BEGIN Exercise inputs

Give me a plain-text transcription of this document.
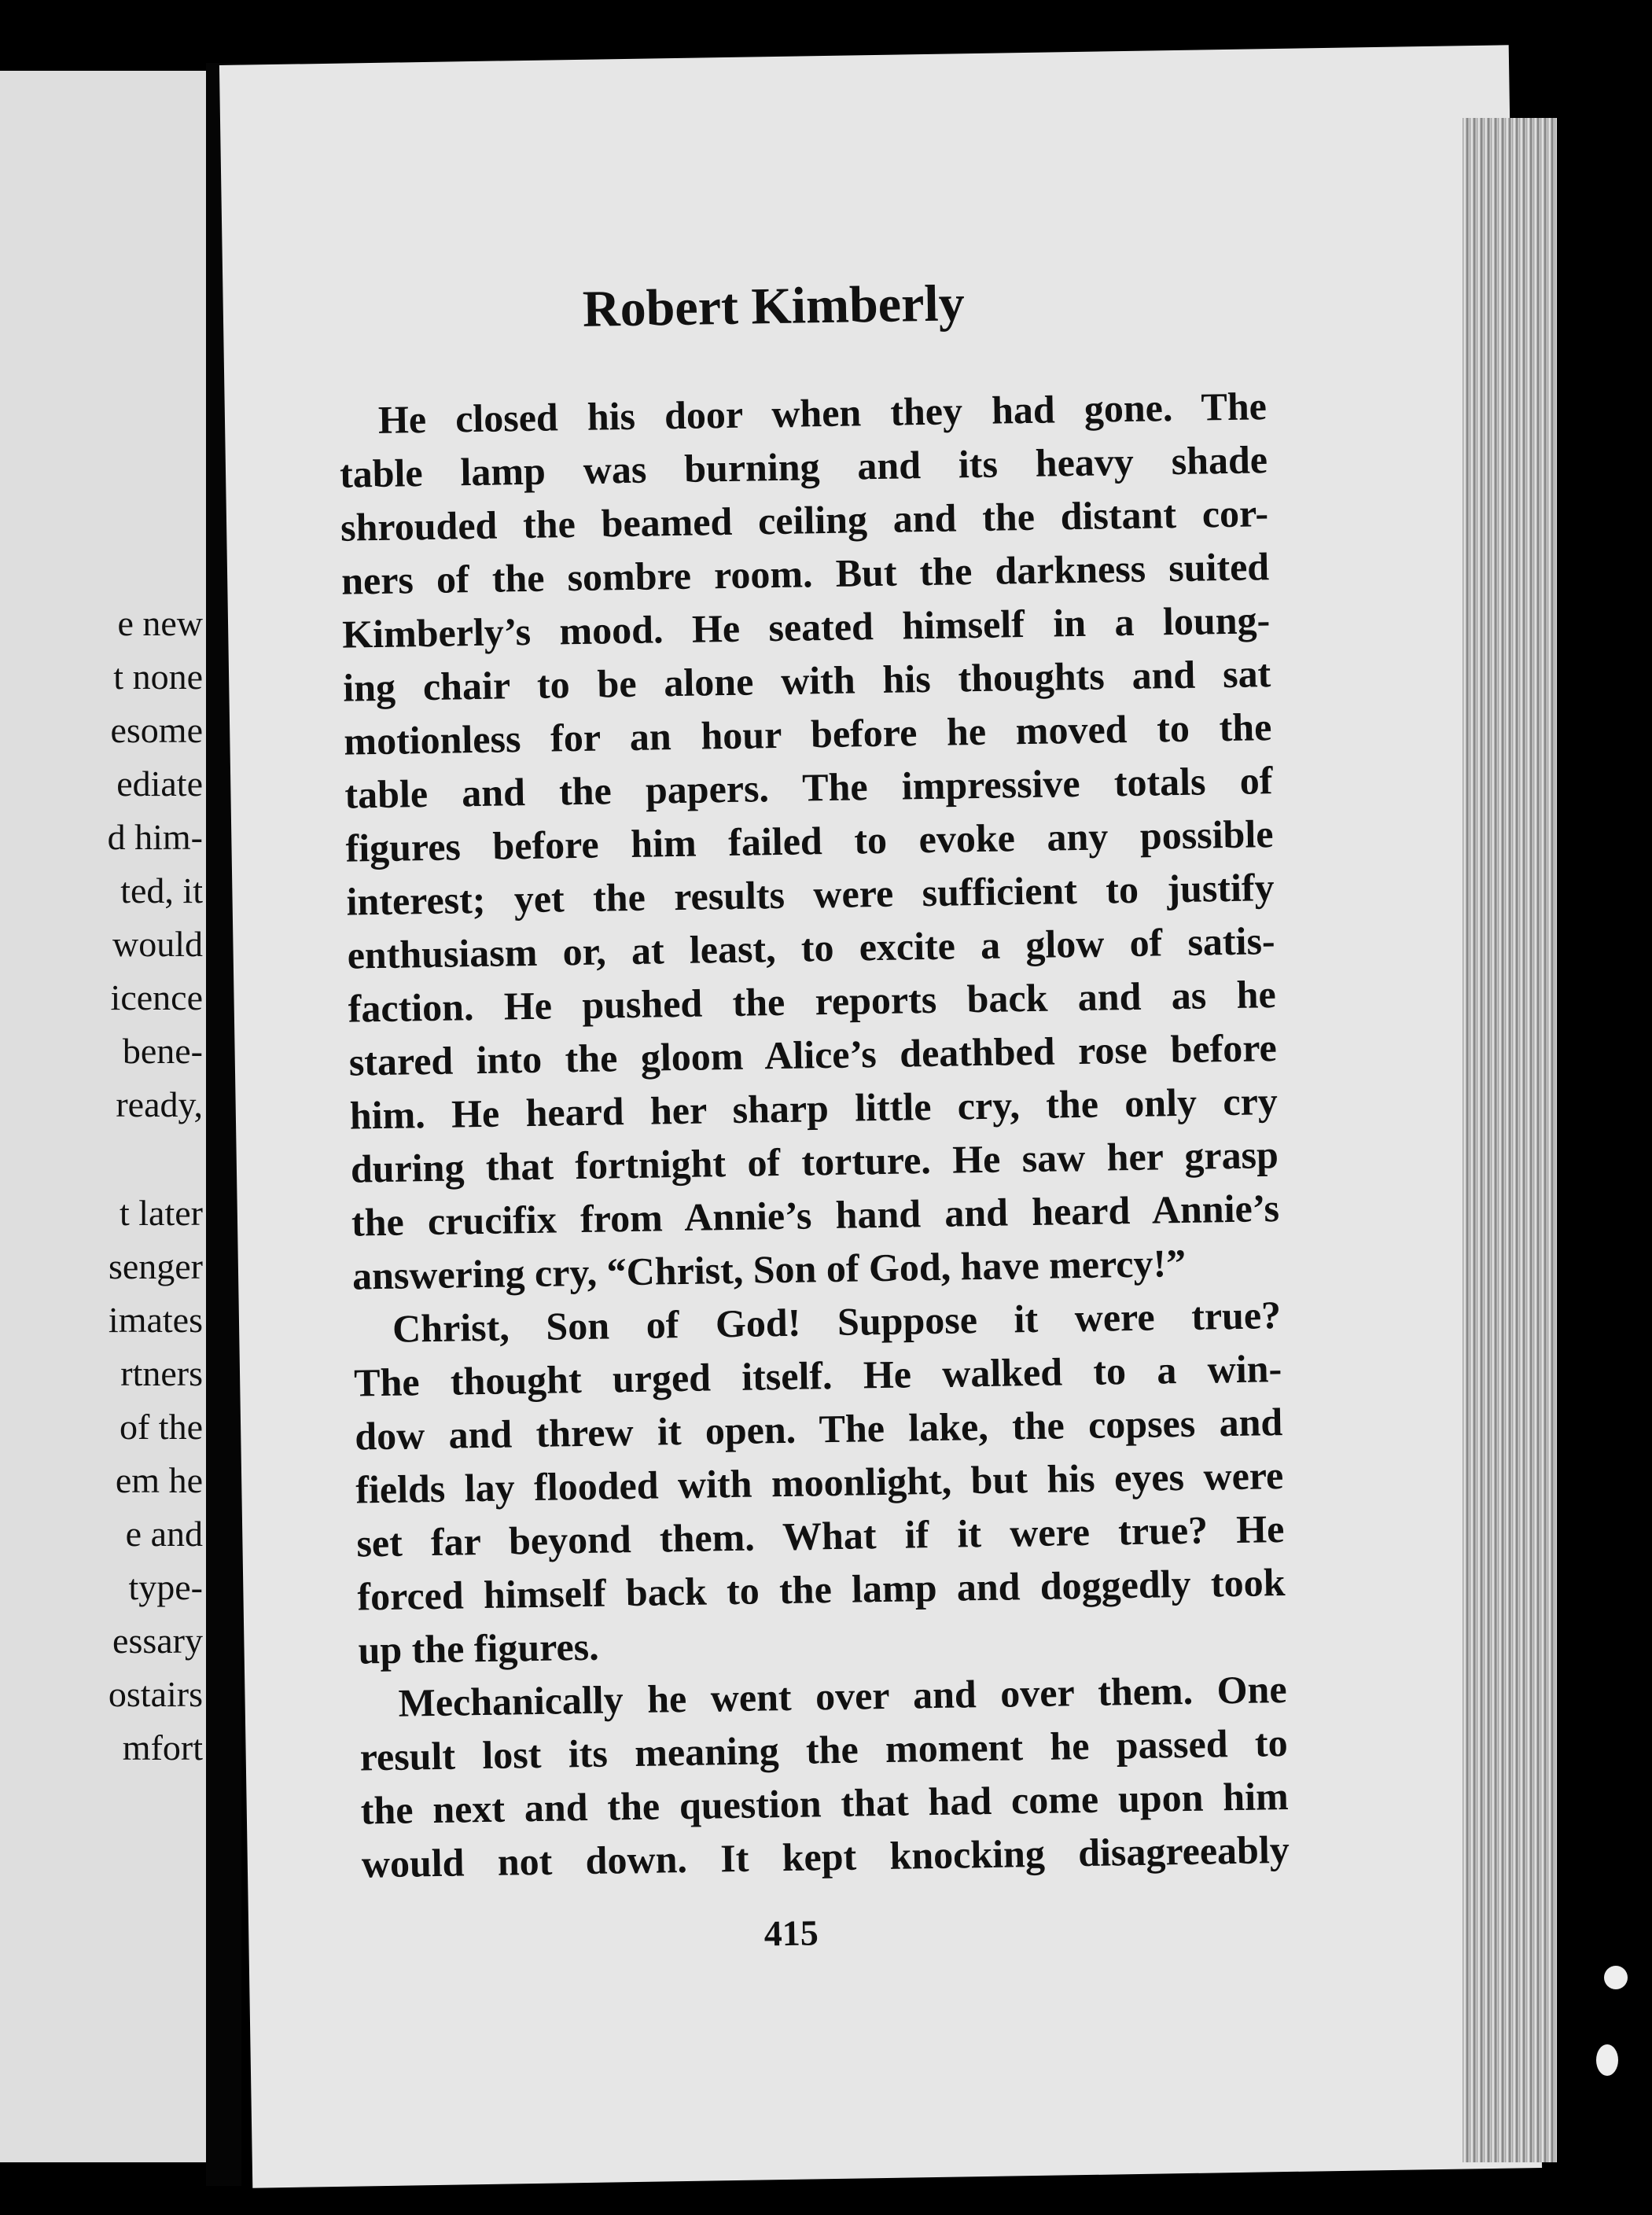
e new
t none
esome
ediate
d him-
ted, it
would
icence
bene-
ready,
t later
senger
imates
rtners
of the
em he
e and
type-
essary
ostairs
mfort
Robert Kimberly
He closed his door when they had gone. The
table lamp was burning and its heavy shade
shrouded the beamed ceiling and the distant cor-
ners of the sombre room. But the darkness suited
Kimberly’s mood. He seated himself in a loung-
ing chair to be alone with his thoughts and sat
motionless for an hour before he moved to the
table and the papers. The impressive totals of
figures before him failed to evoke any possible
interest; yet the results were sufficient to justify
enthusiasm or, at least, to excite a glow of satis-
faction. He pushed the reports back and as he
stared into the gloom Alice’s deathbed rose before
him. He heard her sharp little cry, the only cry
during that fortnight of torture. He saw her grasp
the crucifix from Annie’s hand and heard Annie’s
answering cry, “Christ, Son of God, have mercy!”
Christ, Son of God! Suppose it were true?
The thought urged itself. He walked to a win-
dow and threw it open. The lake, the copses and
fields lay flooded with moonlight, but his eyes were
set far beyond them. What if it were true? He
forced himself back to the lamp and doggedly took
up the figures.
Mechanically he went over and over them. One
result lost its meaning the moment he passed to
the next and the question that had come upon him
would not down. It kept knocking disagreeably
415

END Exercise inputs

→ Objective
Omit the pictures and restate the rest of the records verbatim.

→ Correct answer
Give me a plain-text transcription of this document.
e new
t none
esome
ediate
d him-
ted, it
would
icence
bene-
ready,
t later
senger
imates
rtners
of the
em he
e and
type-
essary
ostairs
mfort
Robert Kimberly
He closed his door when they had gone. The
table lamp was burning and its heavy shade
shrouded the beamed ceiling and the distant cor-
ners of the sombre room. But the darkness suited
Kimberly’s mood. He seated himself in a loung-
ing chair to be alone with his thoughts and sat
motionless for an hour before he moved to the
table and the papers. The impressive totals of
figures before him failed to evoke any possible
interest; yet the results were sufficient to justify
enthusiasm or, at least, to excite a glow of satis-
faction. He pushed the reports back and as he
stared into the gloom Alice’s deathbed rose before
him. He heard her sharp little cry, the only cry
during that fortnight of torture. He saw her grasp
the crucifix from Annie’s hand and heard Annie’s
answering cry, “Christ, Son of God, have mercy!”
Christ, Son of God! Suppose it were true?
The thought urged itself. He walked to a win-
dow and threw it open. The lake, the copses and
fields lay flooded with moonlight, but his eyes were
set far beyond them. What if it were true? He
forced himself back to the lamp and doggedly took
up the figures.
Mechanically he went over and over them. One
result lost its meaning the moment he passed to
the next and the question that had come upon him
would not down. It kept knocking disagreeably
415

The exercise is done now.